* Set problem
Can you write out the whole listing exactly?
- - -
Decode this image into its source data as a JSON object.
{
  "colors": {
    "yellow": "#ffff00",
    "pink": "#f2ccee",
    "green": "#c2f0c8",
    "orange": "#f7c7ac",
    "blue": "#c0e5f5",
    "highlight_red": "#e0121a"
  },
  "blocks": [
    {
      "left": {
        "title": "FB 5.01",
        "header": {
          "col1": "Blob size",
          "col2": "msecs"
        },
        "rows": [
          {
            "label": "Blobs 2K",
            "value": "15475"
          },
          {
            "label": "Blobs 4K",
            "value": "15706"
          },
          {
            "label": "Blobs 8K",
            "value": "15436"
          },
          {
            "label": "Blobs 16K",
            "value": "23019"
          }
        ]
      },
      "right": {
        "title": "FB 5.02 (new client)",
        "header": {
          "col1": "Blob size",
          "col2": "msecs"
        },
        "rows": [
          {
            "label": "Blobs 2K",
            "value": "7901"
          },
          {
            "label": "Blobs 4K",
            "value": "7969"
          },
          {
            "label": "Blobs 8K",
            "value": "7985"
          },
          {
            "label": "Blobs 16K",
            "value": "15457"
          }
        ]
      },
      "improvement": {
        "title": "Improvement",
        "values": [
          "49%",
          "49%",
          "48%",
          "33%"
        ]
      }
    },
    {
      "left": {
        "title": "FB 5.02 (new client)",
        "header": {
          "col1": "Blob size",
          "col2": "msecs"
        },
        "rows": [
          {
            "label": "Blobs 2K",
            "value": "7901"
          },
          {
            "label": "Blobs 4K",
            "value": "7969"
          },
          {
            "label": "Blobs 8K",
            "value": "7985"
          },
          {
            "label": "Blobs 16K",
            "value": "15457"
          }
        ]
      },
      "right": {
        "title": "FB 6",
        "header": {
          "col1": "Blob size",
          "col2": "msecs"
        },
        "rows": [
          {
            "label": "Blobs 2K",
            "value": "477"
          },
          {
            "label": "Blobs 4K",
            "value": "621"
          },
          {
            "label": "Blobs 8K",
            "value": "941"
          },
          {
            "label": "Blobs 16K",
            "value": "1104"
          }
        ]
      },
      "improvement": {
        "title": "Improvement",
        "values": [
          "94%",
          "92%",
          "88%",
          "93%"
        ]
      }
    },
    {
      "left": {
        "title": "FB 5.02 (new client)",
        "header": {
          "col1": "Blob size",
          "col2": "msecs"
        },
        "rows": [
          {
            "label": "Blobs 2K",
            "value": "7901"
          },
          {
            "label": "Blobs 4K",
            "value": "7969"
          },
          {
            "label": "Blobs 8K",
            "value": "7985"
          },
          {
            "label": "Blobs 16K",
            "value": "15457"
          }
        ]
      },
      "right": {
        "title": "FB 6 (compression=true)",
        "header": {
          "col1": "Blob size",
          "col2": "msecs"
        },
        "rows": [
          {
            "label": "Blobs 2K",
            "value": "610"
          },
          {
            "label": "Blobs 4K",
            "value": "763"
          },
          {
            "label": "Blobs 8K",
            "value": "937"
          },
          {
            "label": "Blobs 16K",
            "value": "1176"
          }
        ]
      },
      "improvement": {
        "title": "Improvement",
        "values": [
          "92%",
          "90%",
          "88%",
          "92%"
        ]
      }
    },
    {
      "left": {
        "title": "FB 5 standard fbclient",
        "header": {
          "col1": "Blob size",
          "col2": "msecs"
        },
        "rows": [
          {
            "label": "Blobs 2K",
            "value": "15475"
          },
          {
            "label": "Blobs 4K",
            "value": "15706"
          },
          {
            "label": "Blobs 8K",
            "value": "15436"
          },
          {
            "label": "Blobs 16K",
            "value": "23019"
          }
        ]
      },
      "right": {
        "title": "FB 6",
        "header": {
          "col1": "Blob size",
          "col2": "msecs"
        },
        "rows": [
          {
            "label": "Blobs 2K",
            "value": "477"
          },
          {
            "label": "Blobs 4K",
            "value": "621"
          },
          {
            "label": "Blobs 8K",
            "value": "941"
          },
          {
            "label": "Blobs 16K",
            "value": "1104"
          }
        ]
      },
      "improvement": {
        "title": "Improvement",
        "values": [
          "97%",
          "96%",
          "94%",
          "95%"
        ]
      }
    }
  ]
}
- - -
* Output
Decode this image into its source data as a JSON object.
{
  "colors": {
    "yellow": "#ffff00",
    "pink": "#f2ccee",
    "green": "#c2f0c8",
    "orange": "#f7c7ac",
    "blue": "#c0e5f5",
    "highlight_red": "#e0121a"
  },
  "blocks": [
    {
      "left": {
        "title": "FB 5.01",
        "header": {
          "col1": "Blob size",
          "col2": "msecs"
        },
        "rows": [
          {
            "label": "Blobs 2K",
            "value": "15475"
          },
          {
            "label": "Blobs 4K",
            "value": "15706"
          },
          {
            "label": "Blobs 8K",
            "value": "15436"
          },
          {
            "label": "Blobs 16K",
            "value": "23019"
          }
        ]
      },
      "right": {
        "title": "FB 5.02 (new client)",
        "header": {
          "col1": "Blob size",
          "col2": "msecs"
        },
        "rows": [
          {
            "label": "Blobs 2K",
            "value": "7901"
          },
          {
            "label": "Blobs 4K",
            "value": "7969"
          },
          {
            "label": "Blobs 8K",
            "value": "7985"
          },
          {
            "label": "Blobs 16K",
            "value": "15457"
          }
        ]
      },
      "improvement": {
        "title": "Improvement",
        "values": [
          "49%",
          "49%",
          "48%",
          "33%"
        ]
      }
    },
    {
      "left": {
        "title": "FB 5.02 (new client)",
        "header": {
          "col1": "Blob size",
          "col2": "msecs"
        },
        "rows": [
          {
            "label": "Blobs 2K",
            "value": "7901"
          },
          {
            "label": "Blobs 4K",
            "value": "7969"
          },
          {
            "label": "Blobs 8K",
            "value": "7985"
          },
          {
            "label": "Blobs 16K",
            "value": "15457"
          }
        ]
      },
      "right": {
        "title": "FB 6",
        "header": {
          "col1": "Blob size",
          "col2": "msecs"
        },
        "rows": [
          {
            "label": "Blobs 2K",
            "value": "477"
          },
          {
            "label": "Blobs 4K",
            "value": "621"
          },
          {
            "label": "Blobs 8K",
            "value": "941"
          },
          {
            "label": "Blobs 16K",
            "value": "1104"
          }
        ]
      },
      "improvement": {
        "title": "Improvement",
        "values": [
          "94%",
          "92%",
          "88%",
          "93%"
        ]
      }
    },
    {
      "left": {
        "title": "FB 5.02 (new client)",
        "header": {
          "col1": "Blob size",
          "col2": "msecs"
        },
        "rows": [
          {
            "label": "Blobs 2K",
            "value": "7901"
          },
          {
            "label": "Blobs 4K",
            "value": "7969"
          },
          {
            "label": "Blobs 8K",
            "value": "7985"
          },
          {
            "label": "Blobs 16K",
            "value": "15457"
          }
        ]
      },
      "right": {
        "title": "FB 6 (compression=true)",
        "header": {
          "col1": "Blob size",
          "col2": "msecs"
        },
        "rows": [
          {
            "label": "Blobs 2K",
            "value": "610"
          },
          {
            "label": "Blobs 4K",
            "value": "763"
          },
          {
            "label": "Blobs 8K",
            "value": "937"
          },
          {
            "label": "Blobs 16K",
            "value": "1176"
          }
        ]
      },
      "improvement": {
        "title": "Improvement",
        "values": [
          "92%",
          "90%",
          "88%",
          "92%"
        ]
      }
    },
    {
      "left": {
        "title": "FB 5 standard fbclient",
        "header": {
          "col1": "Blob size",
          "col2": "msecs"
        },
        "rows": [
          {
            "label": "Blobs 2K",
            "value": "15475"
          },
          {
            "label": "Blobs 4K",
            "value": "15706"
          },
          {
            "label": "Blobs 8K",
            "value": "15436"
          },
          {
            "label": "Blobs 16K",
            "value": "23019"
          }
        ]
      },
      "right": {
        "title": "FB 6",
        "header": {
          "col1": "Blob size",
          "col2": "msecs"
        },
        "rows": [
          {
            "label": "Blobs 2K",
            "value": "477"
          },
          {
            "label": "Blobs 4K",
            "value": "621"
          },
          {
            "label": "Blobs 8K",
            "value": "941"
          },
          {
            "label": "Blobs 16K",
            "value": "1104"
          }
        ]
      },
      "improvement": {
        "title": "Improvement",
        "values": [
          "97%",
          "96%",
          "94%",
          "95%"
        ]
      }
    }
  ]
}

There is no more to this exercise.